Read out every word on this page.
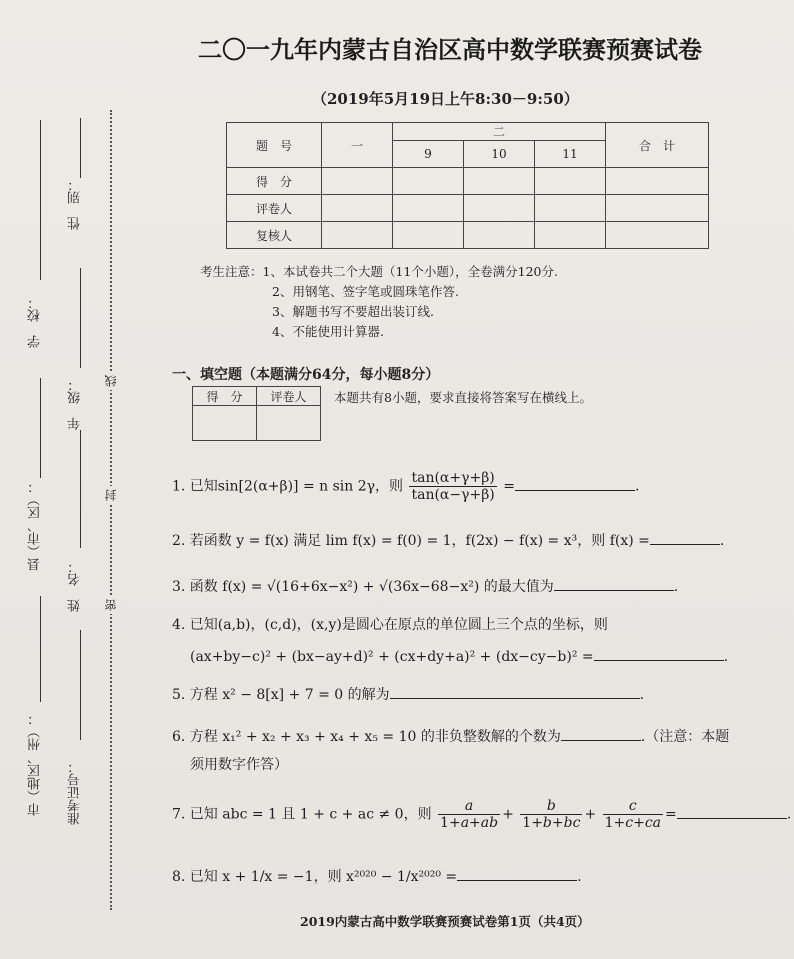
性　别：
学　校：
年　级：
县（市、区）：
姓　名：
市（地区、州）： 准考证号：
线
封
密
二〇一九年内蒙古自治区高中数学联赛预赛试卷
（2019年5月19日上午8:30－9:50）
题　号	一	二			合　计
		9	10	11	
得　分					
评卷人					
复核人					
考生注意：1、本试卷共二个大题（11个小题），全卷满分120分.
2、用钢笔、签字笔或圆珠笔作答.
3、解题书写不要超出装订线.
4、不能使用计算器.
一、填空题（本题满分64分，每小题8分）
得　分	评卷人
	本题共有8小题，要求直接将答案写在横线上。
1. 已知sin[2(α+β)] = n sin 2γ，则 $\frac{\tan(\alpha+\gamma+\beta)}{\tan(\alpha-\gamma+\beta)}$ =	.
2. 若函数 y = f(x) 满足 lim f(x) = f(0) = 1，f(2x) − f(x) = x³，则 f(x) =	.
3. 函数 f(x) = √(16+6x−x²) + √(36x−68−x²) 的最大值为	.
4. 已知(a,b)，(c,d)，(x,y)是圆心在原点的单位圆上三个点的坐标，则
(ax+by−c)² + (bx−ay+d)² + (cx+dy+a)² + (dx−cy−b)² =	.
5. 方程 x² − 8[x] + 7 = 0 的解为	.
6. 方程 x₁² + x₂ + x₃ + x₄ + x₅ = 10 的非负整数解的个数为	.（注意：本题
须用数字作答）
7. 已知 abc = 1 且 1 + c + ac ≠ 0，则 $\frac{a}{1+a+ab} + \frac{b}{1+b+bc} + \frac{c}{1+c+ca}$ =	.
8. 已知 x + 1/x = −1，则 x²⁰²⁰ − 1/x²⁰²⁰ =	.
2019内蒙古高中数学联赛预赛试卷第1页（共4页）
◆ ◆ ◆ ◆ ◆ ◆ ◆
→ **Exercise objective**: Word for word, quote the lines above. Omit the pictures.

→ **The response**:
Read out every word on this page.
性　别：
学　校：
年　级：
县（市、区）：
姓　名：
市（地区、州）： 准考证号：
线
封
密
二〇一九年内蒙古自治区高中数学联赛预赛试卷
（2019年5月19日上午8:30－9:50）
题　号	一	二			合　计
		9	10	11	
得　分					
评卷人					
复核人					
考生注意：1、本试卷共二个大题（11个小题），全卷满分120分.
2、用钢笔、签字笔或圆珠笔作答.
3、解题书写不要超出装订线.
4、不能使用计算器.
一、填空题（本题满分64分，每小题8分）
得　分	评卷人
	本题共有8小题，要求直接将答案写在横线上。
1. 已知sin[2(α+β)] = n sin 2γ，则 $\frac{\tan(\alpha+\gamma+\beta)}{\tan(\alpha-\gamma+\beta)}$ =	.
2. 若函数 y = f(x) 满足 lim f(x) = f(0) = 1，f(2x) − f(x) = x³，则 f(x) =	.
3. 函数 f(x) = √(16+6x−x²) + √(36x−68−x²) 的最大值为	.
4. 已知(a,b)，(c,d)，(x,y)是圆心在原点的单位圆上三个点的坐标，则
(ax+by−c)² + (bx−ay+d)² + (cx+dy+a)² + (dx−cy−b)² =	.
5. 方程 x² − 8[x] + 7 = 0 的解为	.
6. 方程 x₁² + x₂ + x₃ + x₄ + x₅ = 10 的非负整数解的个数为	.（注意：本题
须用数字作答）
7. 已知 abc = 1 且 1 + c + ac ≠ 0，则 $\frac{a}{1+a+ab} + \frac{b}{1+b+bc} + \frac{c}{1+c+ca}$ =	.
8. 已知 x + 1/x = −1，则 x²⁰²⁰ − 1/x²⁰²⁰ =	.
2019内蒙古高中数学联赛预赛试卷第1页（共4页）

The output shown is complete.